Exercise details:
Copy word for word the rows starting at the very first one and ending at the row that contains "- notes: 1 0: [299, 987, 331, 1007]", with both of those included.

Exercise inputs:

※ ※ ※

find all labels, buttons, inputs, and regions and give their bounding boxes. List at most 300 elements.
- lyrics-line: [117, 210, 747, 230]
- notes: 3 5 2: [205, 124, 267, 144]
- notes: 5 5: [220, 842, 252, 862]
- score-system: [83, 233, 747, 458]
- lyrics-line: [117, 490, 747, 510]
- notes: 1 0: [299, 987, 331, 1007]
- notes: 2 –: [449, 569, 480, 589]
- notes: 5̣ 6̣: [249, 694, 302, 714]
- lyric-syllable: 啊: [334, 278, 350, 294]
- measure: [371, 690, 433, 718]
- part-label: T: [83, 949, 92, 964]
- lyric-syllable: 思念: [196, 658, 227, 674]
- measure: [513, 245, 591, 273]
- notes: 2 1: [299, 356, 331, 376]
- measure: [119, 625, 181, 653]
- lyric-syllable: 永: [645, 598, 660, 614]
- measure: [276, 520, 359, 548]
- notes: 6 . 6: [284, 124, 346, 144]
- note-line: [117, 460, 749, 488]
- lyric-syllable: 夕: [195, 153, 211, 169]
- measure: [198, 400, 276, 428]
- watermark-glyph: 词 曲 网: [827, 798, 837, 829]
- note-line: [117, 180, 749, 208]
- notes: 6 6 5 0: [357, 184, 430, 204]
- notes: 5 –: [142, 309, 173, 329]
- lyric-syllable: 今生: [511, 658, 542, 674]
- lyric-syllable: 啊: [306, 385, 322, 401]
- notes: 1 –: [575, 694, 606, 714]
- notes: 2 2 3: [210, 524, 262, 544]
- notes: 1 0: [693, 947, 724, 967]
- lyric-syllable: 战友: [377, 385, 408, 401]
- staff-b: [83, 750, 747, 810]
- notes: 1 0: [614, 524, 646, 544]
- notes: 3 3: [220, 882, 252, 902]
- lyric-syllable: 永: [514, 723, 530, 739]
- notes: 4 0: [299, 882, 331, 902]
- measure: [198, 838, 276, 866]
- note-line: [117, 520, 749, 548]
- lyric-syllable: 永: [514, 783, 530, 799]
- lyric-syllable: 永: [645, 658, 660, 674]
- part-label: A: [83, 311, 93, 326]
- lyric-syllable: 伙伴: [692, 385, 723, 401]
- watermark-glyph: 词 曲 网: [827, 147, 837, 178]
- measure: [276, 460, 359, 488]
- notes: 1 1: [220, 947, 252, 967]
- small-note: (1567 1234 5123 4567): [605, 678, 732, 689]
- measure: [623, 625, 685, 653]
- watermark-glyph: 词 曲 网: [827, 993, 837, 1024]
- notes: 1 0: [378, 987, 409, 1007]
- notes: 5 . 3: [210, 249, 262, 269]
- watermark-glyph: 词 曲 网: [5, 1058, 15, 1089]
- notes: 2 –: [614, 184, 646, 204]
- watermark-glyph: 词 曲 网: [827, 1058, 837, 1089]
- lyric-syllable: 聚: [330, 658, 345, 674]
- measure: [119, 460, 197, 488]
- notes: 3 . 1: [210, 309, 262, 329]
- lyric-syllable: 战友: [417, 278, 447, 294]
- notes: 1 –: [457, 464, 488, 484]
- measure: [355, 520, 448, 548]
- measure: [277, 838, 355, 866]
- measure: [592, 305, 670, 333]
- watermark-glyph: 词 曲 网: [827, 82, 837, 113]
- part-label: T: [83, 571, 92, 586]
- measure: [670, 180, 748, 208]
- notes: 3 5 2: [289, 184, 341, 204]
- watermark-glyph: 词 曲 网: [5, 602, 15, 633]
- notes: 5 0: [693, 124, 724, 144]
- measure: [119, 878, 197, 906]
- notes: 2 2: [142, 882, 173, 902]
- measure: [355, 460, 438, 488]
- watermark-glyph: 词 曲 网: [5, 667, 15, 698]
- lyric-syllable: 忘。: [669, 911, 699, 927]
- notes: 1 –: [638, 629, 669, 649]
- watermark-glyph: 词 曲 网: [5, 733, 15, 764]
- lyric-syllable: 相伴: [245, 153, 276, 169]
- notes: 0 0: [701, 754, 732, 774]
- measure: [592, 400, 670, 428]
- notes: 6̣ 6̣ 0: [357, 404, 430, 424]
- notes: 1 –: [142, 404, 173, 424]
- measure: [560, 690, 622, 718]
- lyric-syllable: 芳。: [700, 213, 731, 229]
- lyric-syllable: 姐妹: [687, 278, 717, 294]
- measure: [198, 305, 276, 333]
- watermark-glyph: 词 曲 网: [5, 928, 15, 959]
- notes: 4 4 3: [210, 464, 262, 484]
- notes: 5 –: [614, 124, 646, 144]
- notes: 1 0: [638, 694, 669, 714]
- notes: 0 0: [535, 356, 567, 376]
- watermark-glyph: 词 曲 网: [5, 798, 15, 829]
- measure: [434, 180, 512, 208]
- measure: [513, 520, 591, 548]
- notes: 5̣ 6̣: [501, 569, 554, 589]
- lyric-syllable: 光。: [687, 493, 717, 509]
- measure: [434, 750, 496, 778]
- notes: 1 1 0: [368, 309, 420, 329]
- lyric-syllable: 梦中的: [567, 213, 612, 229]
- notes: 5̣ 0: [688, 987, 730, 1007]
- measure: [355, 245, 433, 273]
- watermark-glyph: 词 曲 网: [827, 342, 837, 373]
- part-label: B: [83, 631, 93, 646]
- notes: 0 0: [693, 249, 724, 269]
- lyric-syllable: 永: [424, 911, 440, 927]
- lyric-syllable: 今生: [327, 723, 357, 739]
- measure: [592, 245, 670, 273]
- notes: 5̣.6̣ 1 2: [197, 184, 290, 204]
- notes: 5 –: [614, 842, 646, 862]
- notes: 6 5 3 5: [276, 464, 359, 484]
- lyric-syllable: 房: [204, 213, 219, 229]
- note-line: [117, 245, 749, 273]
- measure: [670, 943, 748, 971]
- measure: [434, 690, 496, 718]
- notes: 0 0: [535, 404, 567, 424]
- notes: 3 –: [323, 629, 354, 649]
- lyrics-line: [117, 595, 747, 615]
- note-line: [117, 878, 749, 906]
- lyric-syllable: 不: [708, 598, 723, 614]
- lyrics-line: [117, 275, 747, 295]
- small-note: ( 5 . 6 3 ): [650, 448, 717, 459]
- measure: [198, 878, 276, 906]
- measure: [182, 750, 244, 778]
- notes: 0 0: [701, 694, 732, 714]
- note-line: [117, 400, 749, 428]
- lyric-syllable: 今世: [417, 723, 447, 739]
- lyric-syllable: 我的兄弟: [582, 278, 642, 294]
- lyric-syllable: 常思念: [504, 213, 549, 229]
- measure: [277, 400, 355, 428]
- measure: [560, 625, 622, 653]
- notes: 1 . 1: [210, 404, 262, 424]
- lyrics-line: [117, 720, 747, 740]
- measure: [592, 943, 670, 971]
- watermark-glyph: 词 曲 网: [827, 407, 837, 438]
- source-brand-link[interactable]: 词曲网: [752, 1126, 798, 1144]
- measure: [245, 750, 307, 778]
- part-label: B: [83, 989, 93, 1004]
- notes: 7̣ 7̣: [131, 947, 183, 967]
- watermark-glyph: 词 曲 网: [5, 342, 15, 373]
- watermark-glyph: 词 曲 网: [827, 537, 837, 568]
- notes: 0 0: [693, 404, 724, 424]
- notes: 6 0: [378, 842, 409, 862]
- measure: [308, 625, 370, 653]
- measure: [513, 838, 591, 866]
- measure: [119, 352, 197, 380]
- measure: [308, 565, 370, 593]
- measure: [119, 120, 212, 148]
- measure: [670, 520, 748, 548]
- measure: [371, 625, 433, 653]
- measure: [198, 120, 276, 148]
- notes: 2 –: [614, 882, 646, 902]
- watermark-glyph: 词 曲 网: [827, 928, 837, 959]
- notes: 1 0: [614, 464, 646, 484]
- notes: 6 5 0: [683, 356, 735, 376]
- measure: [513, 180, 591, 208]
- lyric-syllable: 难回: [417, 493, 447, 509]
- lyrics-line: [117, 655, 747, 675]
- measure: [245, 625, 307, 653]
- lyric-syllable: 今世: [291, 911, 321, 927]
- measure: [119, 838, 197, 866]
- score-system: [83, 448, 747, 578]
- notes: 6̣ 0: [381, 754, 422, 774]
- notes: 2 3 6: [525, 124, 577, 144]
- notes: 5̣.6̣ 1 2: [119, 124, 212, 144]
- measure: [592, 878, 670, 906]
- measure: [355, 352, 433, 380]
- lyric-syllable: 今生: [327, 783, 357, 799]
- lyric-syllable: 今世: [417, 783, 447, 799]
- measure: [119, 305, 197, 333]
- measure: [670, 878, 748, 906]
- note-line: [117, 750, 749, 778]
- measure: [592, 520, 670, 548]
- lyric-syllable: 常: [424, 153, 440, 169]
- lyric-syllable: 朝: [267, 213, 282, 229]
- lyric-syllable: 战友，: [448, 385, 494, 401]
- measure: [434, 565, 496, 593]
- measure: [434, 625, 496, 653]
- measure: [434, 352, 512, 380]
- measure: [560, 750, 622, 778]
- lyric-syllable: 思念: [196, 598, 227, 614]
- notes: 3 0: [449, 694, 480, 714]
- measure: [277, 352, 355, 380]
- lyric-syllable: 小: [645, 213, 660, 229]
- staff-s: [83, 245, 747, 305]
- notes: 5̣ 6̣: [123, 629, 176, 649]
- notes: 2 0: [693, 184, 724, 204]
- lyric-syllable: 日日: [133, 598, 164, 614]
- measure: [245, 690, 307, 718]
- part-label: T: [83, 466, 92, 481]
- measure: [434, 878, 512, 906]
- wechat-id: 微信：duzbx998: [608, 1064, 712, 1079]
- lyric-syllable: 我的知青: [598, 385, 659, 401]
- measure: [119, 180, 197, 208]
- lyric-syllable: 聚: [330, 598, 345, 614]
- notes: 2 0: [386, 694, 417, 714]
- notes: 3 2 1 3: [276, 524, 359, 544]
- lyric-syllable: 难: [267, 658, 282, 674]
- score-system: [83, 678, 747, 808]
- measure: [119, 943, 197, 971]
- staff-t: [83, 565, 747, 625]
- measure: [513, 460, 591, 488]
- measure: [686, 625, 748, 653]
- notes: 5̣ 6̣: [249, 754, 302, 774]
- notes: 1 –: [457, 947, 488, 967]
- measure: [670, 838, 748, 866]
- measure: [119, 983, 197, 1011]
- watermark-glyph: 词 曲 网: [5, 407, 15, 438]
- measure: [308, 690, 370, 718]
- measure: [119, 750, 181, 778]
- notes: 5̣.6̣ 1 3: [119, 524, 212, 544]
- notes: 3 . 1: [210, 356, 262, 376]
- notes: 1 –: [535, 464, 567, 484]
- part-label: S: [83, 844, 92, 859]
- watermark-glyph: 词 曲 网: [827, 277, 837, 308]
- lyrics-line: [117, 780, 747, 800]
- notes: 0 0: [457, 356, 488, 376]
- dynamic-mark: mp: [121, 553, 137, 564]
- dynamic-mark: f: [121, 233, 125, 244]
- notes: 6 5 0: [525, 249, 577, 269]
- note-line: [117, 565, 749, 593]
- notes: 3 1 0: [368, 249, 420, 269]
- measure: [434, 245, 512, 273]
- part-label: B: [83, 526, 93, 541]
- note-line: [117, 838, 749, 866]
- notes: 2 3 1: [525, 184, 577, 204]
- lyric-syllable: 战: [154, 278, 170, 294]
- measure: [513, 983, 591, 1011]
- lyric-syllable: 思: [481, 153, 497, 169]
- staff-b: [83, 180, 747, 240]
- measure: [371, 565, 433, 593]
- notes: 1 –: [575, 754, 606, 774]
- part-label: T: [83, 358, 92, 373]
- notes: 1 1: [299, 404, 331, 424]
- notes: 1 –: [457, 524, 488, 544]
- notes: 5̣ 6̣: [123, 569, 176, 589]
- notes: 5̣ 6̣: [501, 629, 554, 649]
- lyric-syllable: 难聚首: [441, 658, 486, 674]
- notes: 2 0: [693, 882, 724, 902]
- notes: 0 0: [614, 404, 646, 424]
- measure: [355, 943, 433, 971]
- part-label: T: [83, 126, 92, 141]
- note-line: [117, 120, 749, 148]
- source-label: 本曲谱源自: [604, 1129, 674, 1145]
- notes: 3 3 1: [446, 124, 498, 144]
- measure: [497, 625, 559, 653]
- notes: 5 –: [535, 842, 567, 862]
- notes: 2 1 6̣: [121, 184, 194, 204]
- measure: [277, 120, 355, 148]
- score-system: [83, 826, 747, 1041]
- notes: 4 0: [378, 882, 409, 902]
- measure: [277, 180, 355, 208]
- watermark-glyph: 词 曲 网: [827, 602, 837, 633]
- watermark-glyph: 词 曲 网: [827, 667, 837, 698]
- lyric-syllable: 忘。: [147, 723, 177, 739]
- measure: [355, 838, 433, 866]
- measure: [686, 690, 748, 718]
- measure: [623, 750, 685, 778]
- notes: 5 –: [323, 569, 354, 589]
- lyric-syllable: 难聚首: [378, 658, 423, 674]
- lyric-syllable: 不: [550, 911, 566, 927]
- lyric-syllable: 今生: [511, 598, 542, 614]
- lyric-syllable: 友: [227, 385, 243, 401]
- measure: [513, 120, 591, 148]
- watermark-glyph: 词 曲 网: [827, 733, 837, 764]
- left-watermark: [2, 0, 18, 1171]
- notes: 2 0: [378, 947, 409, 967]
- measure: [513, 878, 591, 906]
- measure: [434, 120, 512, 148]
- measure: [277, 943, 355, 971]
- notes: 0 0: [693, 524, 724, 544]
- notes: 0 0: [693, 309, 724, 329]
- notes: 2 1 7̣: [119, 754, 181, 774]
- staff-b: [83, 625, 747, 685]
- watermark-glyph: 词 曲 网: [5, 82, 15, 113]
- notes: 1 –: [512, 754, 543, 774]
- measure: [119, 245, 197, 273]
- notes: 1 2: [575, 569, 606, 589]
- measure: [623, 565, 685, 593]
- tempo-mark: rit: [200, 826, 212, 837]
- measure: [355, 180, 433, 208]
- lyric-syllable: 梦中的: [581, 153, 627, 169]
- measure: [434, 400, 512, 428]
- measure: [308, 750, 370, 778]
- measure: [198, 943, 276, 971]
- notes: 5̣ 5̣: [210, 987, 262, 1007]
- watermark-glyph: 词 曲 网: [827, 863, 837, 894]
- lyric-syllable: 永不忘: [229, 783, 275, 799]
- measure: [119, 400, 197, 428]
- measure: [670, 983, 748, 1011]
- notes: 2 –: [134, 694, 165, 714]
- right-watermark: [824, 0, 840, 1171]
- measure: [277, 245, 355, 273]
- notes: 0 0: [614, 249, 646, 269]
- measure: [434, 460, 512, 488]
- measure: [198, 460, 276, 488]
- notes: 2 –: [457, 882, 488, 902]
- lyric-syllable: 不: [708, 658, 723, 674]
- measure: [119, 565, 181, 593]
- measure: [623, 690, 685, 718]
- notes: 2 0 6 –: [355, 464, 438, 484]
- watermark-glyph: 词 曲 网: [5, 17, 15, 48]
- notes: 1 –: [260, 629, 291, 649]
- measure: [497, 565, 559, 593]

※ ※ ※

Written response:
find all labels, buttons, inputs, and regions and give their bounding boxes. List at most 300 elements.
- lyrics-line: [117, 210, 747, 230]
- notes: 3 5 2: [205, 124, 267, 144]
- notes: 5 5: [220, 842, 252, 862]
- score-system: [83, 233, 747, 458]
- lyrics-line: [117, 490, 747, 510]
- notes: 1 0: [299, 987, 331, 1007]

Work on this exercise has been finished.